DATA SHOWN
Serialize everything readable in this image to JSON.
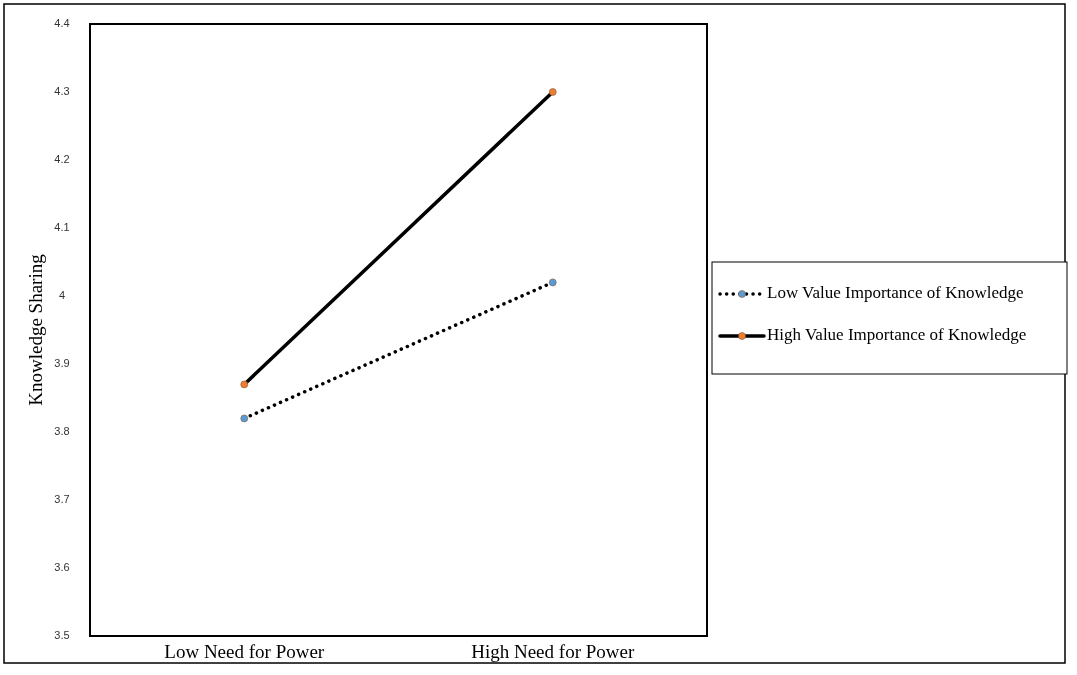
{
  "chart_data": {
    "type": "line",
    "ylabel": "Knowledge Sharing",
    "categories": [
      "Low Need for Power",
      "High Need for Power"
    ],
    "series": [
      {
        "name": "Low Value Importance of Knowledge",
        "color": "#000000",
        "colors": [
          "#5b9bd5",
          "#5b9bd5"
        ],
        "line_style": "dotted",
        "values": [
          3.82,
          4.02
        ]
      },
      {
        "name": "High Value Importance of Knowledge",
        "color": "#000000",
        "colors": [
          "#ed7d31",
          "#ed7d31"
        ],
        "line_style": "solid",
        "values": [
          3.87,
          4.3
        ]
      }
    ],
    "ylim": [
      3.5,
      4.4
    ],
    "yticks": [
      3.5,
      3.6,
      3.7,
      3.8,
      3.9,
      4,
      4.1,
      4.2,
      4.3,
      4.4
    ],
    "grid": false,
    "marker": "circle",
    "legend": "right"
  }
}
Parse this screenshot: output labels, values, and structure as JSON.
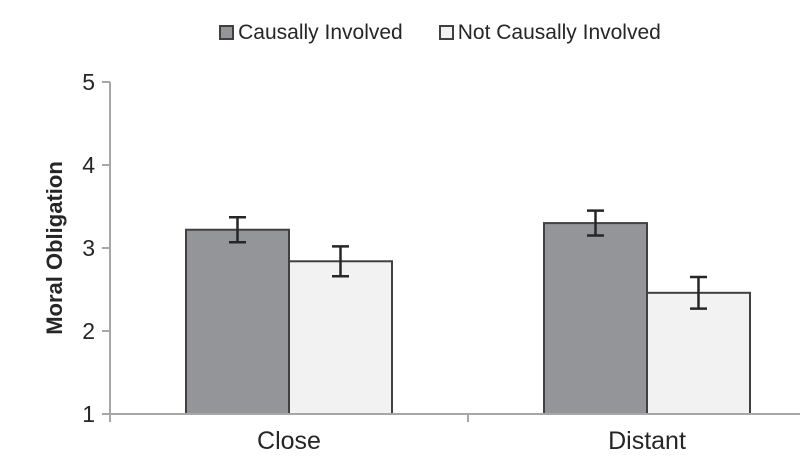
{
  "chart_data": {
    "type": "bar",
    "title": "",
    "categories": [
      "Close",
      "Distant"
    ],
    "series": [
      {
        "name": "Causally Involved",
        "values": [
          3.22,
          3.3
        ],
        "errors": [
          0.15,
          0.15
        ],
        "fill": "#949598",
        "border": "#404040"
      },
      {
        "name": "Not Causally Involved",
        "values": [
          2.84,
          2.46
        ],
        "errors": [
          0.18,
          0.19
        ],
        "fill": "#f2f2f2",
        "border": "#404040"
      }
    ],
    "xlabel": "",
    "ylabel": "Moral Obligation",
    "ylim": [
      1,
      5
    ],
    "yticks": [
      1,
      2,
      3,
      4,
      5
    ],
    "grid": false,
    "legend_position": "top",
    "error_bars": true,
    "colors": {
      "axis": "#a6a6a6",
      "error_bar": "#262626",
      "text": "#262626",
      "background": "#ffffff"
    }
  }
}
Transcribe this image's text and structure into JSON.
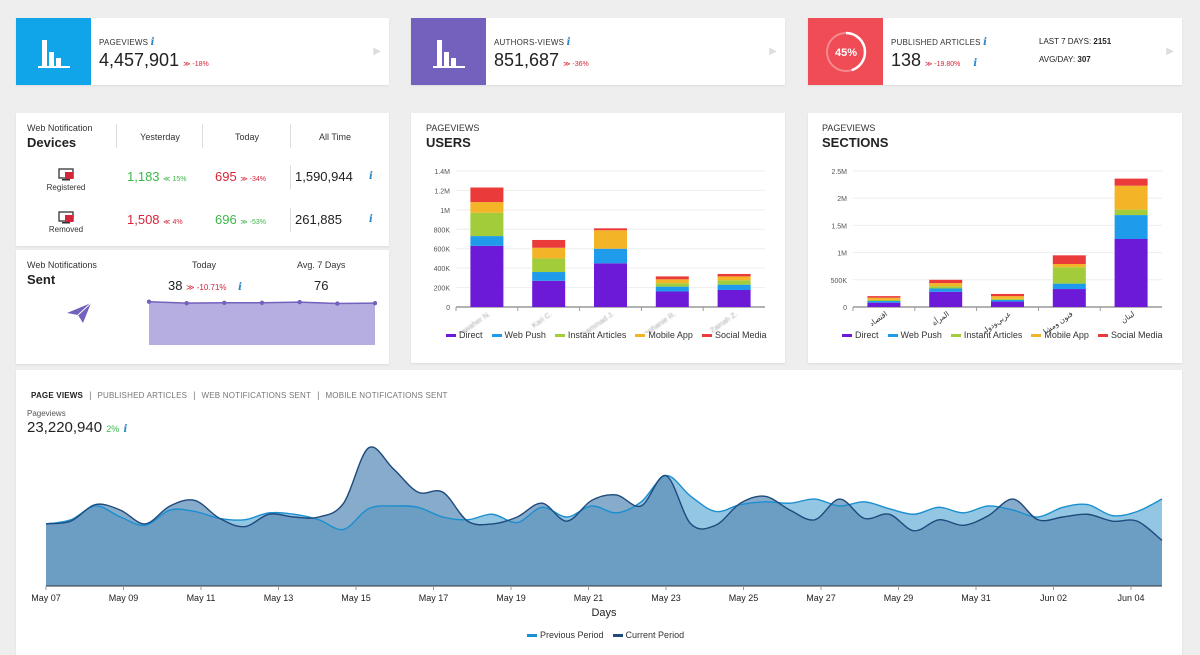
{
  "kpis": [
    {
      "label": "PAGEVIEWS",
      "value": "4,457,901",
      "change": "-18%",
      "color": "#10a4e8"
    },
    {
      "label": "AUTHORS-VIEWS",
      "value": "851,687",
      "change": "-36%",
      "color": "#7460bd"
    },
    {
      "label": "PUBLISHED ARTICLES",
      "value": "138",
      "change": "-19.80%",
      "color": "#ef4c55",
      "ring": "45%",
      "extra1_label": "LAST 7 DAYS:",
      "extra1_value": "2151",
      "extra2_label": "AVG/DAY:",
      "extra2_value": "307"
    }
  ],
  "devices": {
    "sub": "Web Notification",
    "title": "Devices",
    "cols": [
      "Yesterday",
      "Today",
      "All Time"
    ],
    "rows": [
      {
        "label": "Registered",
        "yesterday": "1,183",
        "y_change": "15%",
        "today": "695",
        "t_change": "-34%",
        "all": "1,590,944"
      },
      {
        "label": "Removed",
        "yesterday": "1,508",
        "y_change": "4%",
        "today": "696",
        "t_change": "-53%",
        "all": "261,885"
      }
    ]
  },
  "sent": {
    "sub": "Web Notifications",
    "title": "Sent",
    "today_label": "Today",
    "avg_label": "Avg. 7 Days",
    "today_value": "38",
    "today_change": "-10.71%",
    "avg_value": "76",
    "spark": [
      30,
      26,
      27,
      27,
      29,
      25,
      26
    ]
  },
  "users": {
    "sub": "PAGEVIEWS",
    "title": "USERS",
    "chart_data": {
      "type": "bar",
      "categories": [
        "Jawaher N.",
        "Kari C.",
        "Mohammad J.",
        "Stephanie R.",
        "Zainah Z."
      ],
      "yticks": [
        "0",
        "200K",
        "400K",
        "600K",
        "800K",
        "1M",
        "1.2M",
        "1.4M"
      ],
      "ylim": [
        0,
        1400000
      ],
      "series": [
        {
          "name": "Direct",
          "color": "#6c1ad8",
          "values": [
            630000,
            270000,
            450000,
            160000,
            175000
          ]
        },
        {
          "name": "Web Push",
          "color": "#1e9bea",
          "values": [
            100000,
            90000,
            150000,
            50000,
            55000
          ]
        },
        {
          "name": "Instant Articles",
          "color": "#a2cc3a",
          "values": [
            240000,
            140000,
            0,
            35000,
            45000
          ]
        },
        {
          "name": "Mobile App",
          "color": "#f4b428",
          "values": [
            110000,
            110000,
            190000,
            40000,
            40000
          ]
        },
        {
          "name": "Social Media",
          "color": "#ea3a3a",
          "values": [
            150000,
            80000,
            20000,
            30000,
            25000
          ]
        }
      ]
    }
  },
  "sections": {
    "sub": "PAGEVIEWS",
    "title": "SECTIONS",
    "chart_data": {
      "type": "bar",
      "categories": [
        "اقتصاد",
        "المرأة",
        "عربي‌ودولي",
        "فنون ومشاهير",
        "لبنان"
      ],
      "yticks": [
        "0",
        "500K",
        "1M",
        "1.5M",
        "2M",
        "2.5M"
      ],
      "ylim": [
        0,
        2500000
      ],
      "series": [
        {
          "name": "Direct",
          "color": "#6c1ad8",
          "values": [
            80000,
            280000,
            100000,
            330000,
            1250000
          ]
        },
        {
          "name": "Web Push",
          "color": "#1e9bea",
          "values": [
            30000,
            60000,
            30000,
            100000,
            440000
          ]
        },
        {
          "name": "Instant Articles",
          "color": "#a2cc3a",
          "values": [
            20000,
            40000,
            20000,
            300000,
            100000
          ]
        },
        {
          "name": "Mobile App",
          "color": "#f4b428",
          "values": [
            40000,
            60000,
            50000,
            60000,
            440000
          ]
        },
        {
          "name": "Social Media",
          "color": "#ea3a3a",
          "values": [
            30000,
            60000,
            40000,
            160000,
            130000
          ]
        }
      ]
    }
  },
  "pageviews": {
    "tabs": [
      "PAGE VIEWS",
      "PUBLISHED ARTICLES",
      "WEB NOTIFICATIONS SENT",
      "MOBILE NOTIFICATIONS SENT"
    ],
    "sub": "Pageviews",
    "value": "23,220,940",
    "change": "2%",
    "chart_data": {
      "type": "area",
      "x_label": "Days",
      "xticks": [
        "May 07",
        "May 09",
        "May 11",
        "May 13",
        "May 15",
        "May 17",
        "May 19",
        "May 21",
        "May 23",
        "May 25",
        "May 27",
        "May 29",
        "May 31",
        "Jun 02",
        "Jun 04"
      ],
      "series": [
        {
          "name": "Previous Period",
          "color": "#1a8fd0",
          "values": [
            0.45,
            0.48,
            0.58,
            0.5,
            0.44,
            0.55,
            0.54,
            0.49,
            0.48,
            0.53,
            0.52,
            0.48,
            0.41,
            0.56,
            0.58,
            0.57,
            0.5,
            0.48,
            0.52,
            0.46,
            0.57,
            0.5,
            0.58,
            0.53,
            0.61,
            0.8,
            0.65,
            0.54,
            0.59,
            0.61,
            0.6,
            0.63,
            0.58,
            0.61,
            0.56,
            0.52,
            0.57,
            0.53,
            0.58,
            0.55,
            0.5,
            0.57,
            0.59,
            0.51,
            0.54,
            0.63
          ]
        },
        {
          "name": "Current Period",
          "color": "#1f4a7c",
          "values": [
            0.45,
            0.47,
            0.59,
            0.55,
            0.45,
            0.58,
            0.62,
            0.49,
            0.43,
            0.52,
            0.5,
            0.5,
            0.6,
            1.0,
            0.85,
            0.68,
            0.68,
            0.47,
            0.45,
            0.5,
            0.6,
            0.47,
            0.62,
            0.66,
            0.58,
            0.8,
            0.45,
            0.44,
            0.6,
            0.65,
            0.55,
            0.48,
            0.63,
            0.49,
            0.52,
            0.4,
            0.48,
            0.44,
            0.51,
            0.63,
            0.48,
            0.5,
            0.52,
            0.47,
            0.47,
            0.33
          ]
        }
      ]
    }
  }
}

EXERCISE DESCRIPTION
Reproduce the records, all of them, word for word; omit the pictures.

EXERCISE OUTPUT
Serialize everything readable in this image to JSON.
{
  "chart_data": {
    "type": "line",
    "ylabel": "Knowledge Sharing",
    "categories": [
      "Low Need for Power",
      "High Need for Power"
    ],
    "series": [
      {
        "name": "Low Value Importance of Knowledge",
        "color": "#000000",
        "colors": [
          "#5b9bd5",
          "#5b9bd5"
        ],
        "line_style": "dotted",
        "values": [
          3.82,
          4.02
        ]
      },
      {
        "name": "High Value Importance of Knowledge",
        "color": "#000000",
        "colors": [
          "#ed7d31",
          "#ed7d31"
        ],
        "line_style": "solid",
        "values": [
          3.87,
          4.3
        ]
      }
    ],
    "ylim": [
      3.5,
      4.4
    ],
    "yticks": [
      3.5,
      3.6,
      3.7,
      3.8,
      3.9,
      4,
      4.1,
      4.2,
      4.3,
      4.4
    ],
    "grid": false,
    "marker": "circle",
    "legend": "right"
  }
}
Parse this screenshot: output labels, values, and structure as JSON.
{
  "chart_data": {
    "type": "bar",
    "title": "",
    "categories": [
      "Close",
      "Distant"
    ],
    "series": [
      {
        "name": "Causally Involved",
        "values": [
          3.22,
          3.3
        ],
        "errors": [
          0.15,
          0.15
        ],
        "fill": "#949598",
        "border": "#404040"
      },
      {
        "name": "Not Causally Involved",
        "values": [
          2.84,
          2.46
        ],
        "errors": [
          0.18,
          0.19
        ],
        "fill": "#f2f2f2",
        "border": "#404040"
      }
    ],
    "xlabel": "",
    "ylabel": "Moral Obligation",
    "ylim": [
      1,
      5
    ],
    "yticks": [
      1,
      2,
      3,
      4,
      5
    ],
    "grid": false,
    "legend_position": "top",
    "error_bars": true,
    "colors": {
      "axis": "#a6a6a6",
      "error_bar": "#262626",
      "text": "#262626",
      "background": "#ffffff"
    }
  }
}
Transcribe this image's text and structure into JSON.
{
  "kpis": [
    {
      "label": "PAGEVIEWS",
      "value": "4,457,901",
      "change": "-18%",
      "color": "#10a4e8"
    },
    {
      "label": "AUTHORS-VIEWS",
      "value": "851,687",
      "change": "-36%",
      "color": "#7460bd"
    },
    {
      "label": "PUBLISHED ARTICLES",
      "value": "138",
      "change": "-19.80%",
      "color": "#ef4c55",
      "ring": "45%",
      "extra1_label": "LAST 7 DAYS:",
      "extra1_value": "2151",
      "extra2_label": "AVG/DAY:",
      "extra2_value": "307"
    }
  ],
  "devices": {
    "sub": "Web Notification",
    "title": "Devices",
    "cols": [
      "Yesterday",
      "Today",
      "All Time"
    ],
    "rows": [
      {
        "label": "Registered",
        "yesterday": "1,183",
        "y_change": "15%",
        "today": "695",
        "t_change": "-34%",
        "all": "1,590,944"
      },
      {
        "label": "Removed",
        "yesterday": "1,508",
        "y_change": "4%",
        "today": "696",
        "t_change": "-53%",
        "all": "261,885"
      }
    ]
  },
  "sent": {
    "sub": "Web Notifications",
    "title": "Sent",
    "today_label": "Today",
    "avg_label": "Avg. 7 Days",
    "today_value": "38",
    "today_change": "-10.71%",
    "avg_value": "76",
    "spark": [
      30,
      26,
      27,
      27,
      29,
      25,
      26
    ]
  },
  "users": {
    "sub": "PAGEVIEWS",
    "title": "USERS",
    "chart_data": {
      "type": "bar",
      "categories": [
        "Jawaher N.",
        "Kari C.",
        "Mohammad J.",
        "Stephanie R.",
        "Zainah Z."
      ],
      "yticks": [
        "0",
        "200K",
        "400K",
        "600K",
        "800K",
        "1M",
        "1.2M",
        "1.4M"
      ],
      "ylim": [
        0,
        1400000
      ],
      "series": [
        {
          "name": "Direct",
          "color": "#6c1ad8",
          "values": [
            630000,
            270000,
            450000,
            160000,
            175000
          ]
        },
        {
          "name": "Web Push",
          "color": "#1e9bea",
          "values": [
            100000,
            90000,
            150000,
            50000,
            55000
          ]
        },
        {
          "name": "Instant Articles",
          "color": "#a2cc3a",
          "values": [
            240000,
            140000,
            0,
            35000,
            45000
          ]
        },
        {
          "name": "Mobile App",
          "color": "#f4b428",
          "values": [
            110000,
            110000,
            190000,
            40000,
            40000
          ]
        },
        {
          "name": "Social Media",
          "color": "#ea3a3a",
          "values": [
            150000,
            80000,
            20000,
            30000,
            25000
          ]
        }
      ]
    }
  },
  "sections": {
    "sub": "PAGEVIEWS",
    "title": "SECTIONS",
    "chart_data": {
      "type": "bar",
      "categories": [
        "اقتصاد",
        "المرأة",
        "عربي‌ودولي",
        "فنون ومشاهير",
        "لبنان"
      ],
      "yticks": [
        "0",
        "500K",
        "1M",
        "1.5M",
        "2M",
        "2.5M"
      ],
      "ylim": [
        0,
        2500000
      ],
      "series": [
        {
          "name": "Direct",
          "color": "#6c1ad8",
          "values": [
            80000,
            280000,
            100000,
            330000,
            1250000
          ]
        },
        {
          "name": "Web Push",
          "color": "#1e9bea",
          "values": [
            30000,
            60000,
            30000,
            100000,
            440000
          ]
        },
        {
          "name": "Instant Articles",
          "color": "#a2cc3a",
          "values": [
            20000,
            40000,
            20000,
            300000,
            100000
          ]
        },
        {
          "name": "Mobile App",
          "color": "#f4b428",
          "values": [
            40000,
            60000,
            50000,
            60000,
            440000
          ]
        },
        {
          "name": "Social Media",
          "color": "#ea3a3a",
          "values": [
            30000,
            60000,
            40000,
            160000,
            130000
          ]
        }
      ]
    }
  },
  "pageviews": {
    "tabs": [
      "PAGE VIEWS",
      "PUBLISHED ARTICLES",
      "WEB NOTIFICATIONS SENT",
      "MOBILE NOTIFICATIONS SENT"
    ],
    "sub": "Pageviews",
    "value": "23,220,940",
    "change": "2%",
    "chart_data": {
      "type": "area",
      "x_label": "Days",
      "xticks": [
        "May 07",
        "May 09",
        "May 11",
        "May 13",
        "May 15",
        "May 17",
        "May 19",
        "May 21",
        "May 23",
        "May 25",
        "May 27",
        "May 29",
        "May 31",
        "Jun 02",
        "Jun 04"
      ],
      "series": [
        {
          "name": "Previous Period",
          "color": "#1a8fd0",
          "values": [
            0.45,
            0.48,
            0.58,
            0.5,
            0.44,
            0.55,
            0.54,
            0.49,
            0.48,
            0.53,
            0.52,
            0.48,
            0.41,
            0.56,
            0.58,
            0.57,
            0.5,
            0.48,
            0.52,
            0.46,
            0.57,
            0.5,
            0.58,
            0.53,
            0.61,
            0.8,
            0.65,
            0.54,
            0.59,
            0.61,
            0.6,
            0.63,
            0.58,
            0.61,
            0.56,
            0.52,
            0.57,
            0.53,
            0.58,
            0.55,
            0.5,
            0.57,
            0.59,
            0.51,
            0.54,
            0.63
          ]
        },
        {
          "name": "Current Period",
          "color": "#1f4a7c",
          "values": [
            0.45,
            0.47,
            0.59,
            0.55,
            0.45,
            0.58,
            0.62,
            0.49,
            0.43,
            0.52,
            0.5,
            0.5,
            0.6,
            1.0,
            0.85,
            0.68,
            0.68,
            0.47,
            0.45,
            0.5,
            0.6,
            0.47,
            0.62,
            0.66,
            0.58,
            0.8,
            0.45,
            0.44,
            0.6,
            0.65,
            0.55,
            0.48,
            0.63,
            0.49,
            0.52,
            0.4,
            0.48,
            0.44,
            0.51,
            0.63,
            0.48,
            0.5,
            0.52,
            0.47,
            0.47,
            0.33
          ]
        }
      ]
    }
  }
}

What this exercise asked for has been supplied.